- **Stated problem**: Filter out everything except lines holding "Услуги".

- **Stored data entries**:

===============

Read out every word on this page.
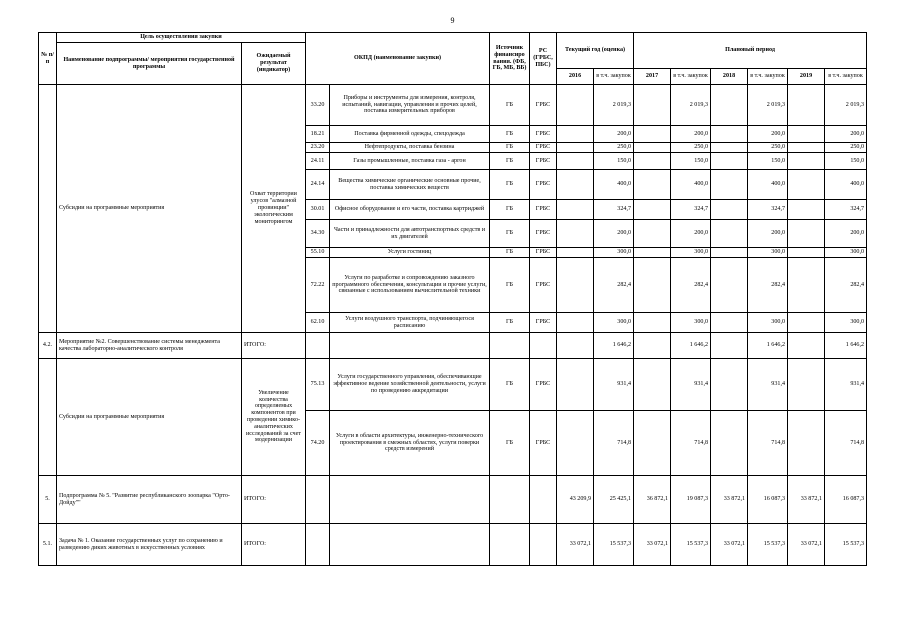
9
№ п/п	Цель осуществления закупки		ОКПД (наименование закупки)		Источник финансиро вания. (ФБ, ГБ, МБ, ВБ)	РС (ГРБС, ПБС)	Текущий год (оценка)		Плановый период					
	Наименование подпрограммы/ мероприятия государственной программы	Ожидаемый результат (индикатор)												
							2016	в т.ч. закупок	2017	в т.ч. закупок	2018	в т.ч. закупок	2019	в т.ч. закупок
	Субсидии на программные мероприятия	Охват территории улусов "алмазной провинции" экологическим мониторингом	33.20	Приборы и инструменты для измерения, контроля, испытаний, навигации, управления и прочих целей, поставка измерительных приборов	ГБ	ГРБС		2 019,3		2 019,3		2 019,3		2 019,3
			18.21	Поставка фирменной одежды, спецодежда	ГБ	ГРБС		200,0		200,0		200,0		200,0
			23.20	Нефтепродукты, поставка бензина	ГБ	ГРБС		250,0		250,0		250,0		250,0
			24.11	Газы промышленные, поставка газа - аргон	ГБ	ГРБС		150,0		150,0		150,0		150,0
			24.14	Вещества химические органические основные прочие, поставка химических веществ	ГБ	ГРБС		400,0		400,0		400,0		400,0
			30.01	Офисное оборудование и его части, поставка картриджей	ГБ	ГРБС		324,7		324,7		324,7		324,7
			34.30	Части и принадлежности для автотранспортных средств и их двигателей	ГБ	ГРБС		200,0		200,0		200,0		200,0
			55.10	Услуги гостиниц	ГБ	ГРБС		300,0		300,0		300,0		300,0
			72.22	Услуги по разработке и сопровождению заказного программного обеспечения, консультации и прочие услуги, связанные с использованием вычислительной техники	ГБ	ГРБС		282,4		282,4		282,4		282,4
			62.10	Услуги воздушного транспорта, подчиняющегося расписанию	ГБ	ГРБС		300,0		300,0		300,0		300,0
4.2.	Мероприятие №2. Совершенствование системы менеджмента качества лабораторно-аналитического контроля	ИТОГО:						1 646,2		1 646,2		1 646,2		1 646,2
	Субсидии на программные мероприятия	Увеличение количества определяемых компонентов при проведении химико-аналитических исследований за счет модернизации	75.13	Услуги государственного управления, обеспечивающие эффективное ведение хозяйственной деятельности, услуги по проведению аккредитации	ГБ	ГРБС		931,4		931,4		931,4		931,4
			74.20	Услуги в области архитектуры, инженерно-технического проектирования в смежных областях, услуги поверки средств измерений	ГБ	ГРБС		714,8		714,8		714,8		714,8
5.	Подпрограмма № 5. "Развитие республиканского зоопарка "Орто-Дойду""	ИТОГО:					43 209,9	25 425,1	36 872,1	19 087,3	33 872,1	16 087,3	33 872,1	16 087,3
5.1.	Задача № 1. Оказание государственных услуг по сохранению и разведению диких животных в искусственных условиях	ИТОГО:					33 072,1	15 537,3	33 072,1	15 537,3	33 072,1	15 537,3	33 072,1	15 537,3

===============

- **Output**:
			55.10	Услуги гостиниц	ГБ	ГРБС		300,0		300,0		300,0		300,0
			72.22	Услуги по разработке и сопровождению заказного программного обеспечения, консультации и прочие услуги, связанные с использованием вычислительной техники	ГБ	ГРБС		282,4		282,4		282,4		282,4
			62.10	Услуги воздушного транспорта, подчиняющегося расписанию	ГБ	ГРБС		300,0		300,0		300,0		300,0
	Субсидии на программные мероприятия	Увеличение количества определяемых компонентов при проведении химико-аналитических исследований за счет модернизации	75.13	Услуги государственного управления, обеспечивающие эффективное ведение хозяйственной деятельности, услуги по проведению аккредитации	ГБ	ГРБС		931,4		931,4		931,4		931,4
			74.20	Услуги в области архитектуры, инженерно-технического проектирования в смежных областях, услуги поверки средств измерений	ГБ	ГРБС		714,8		714,8		714,8		714,8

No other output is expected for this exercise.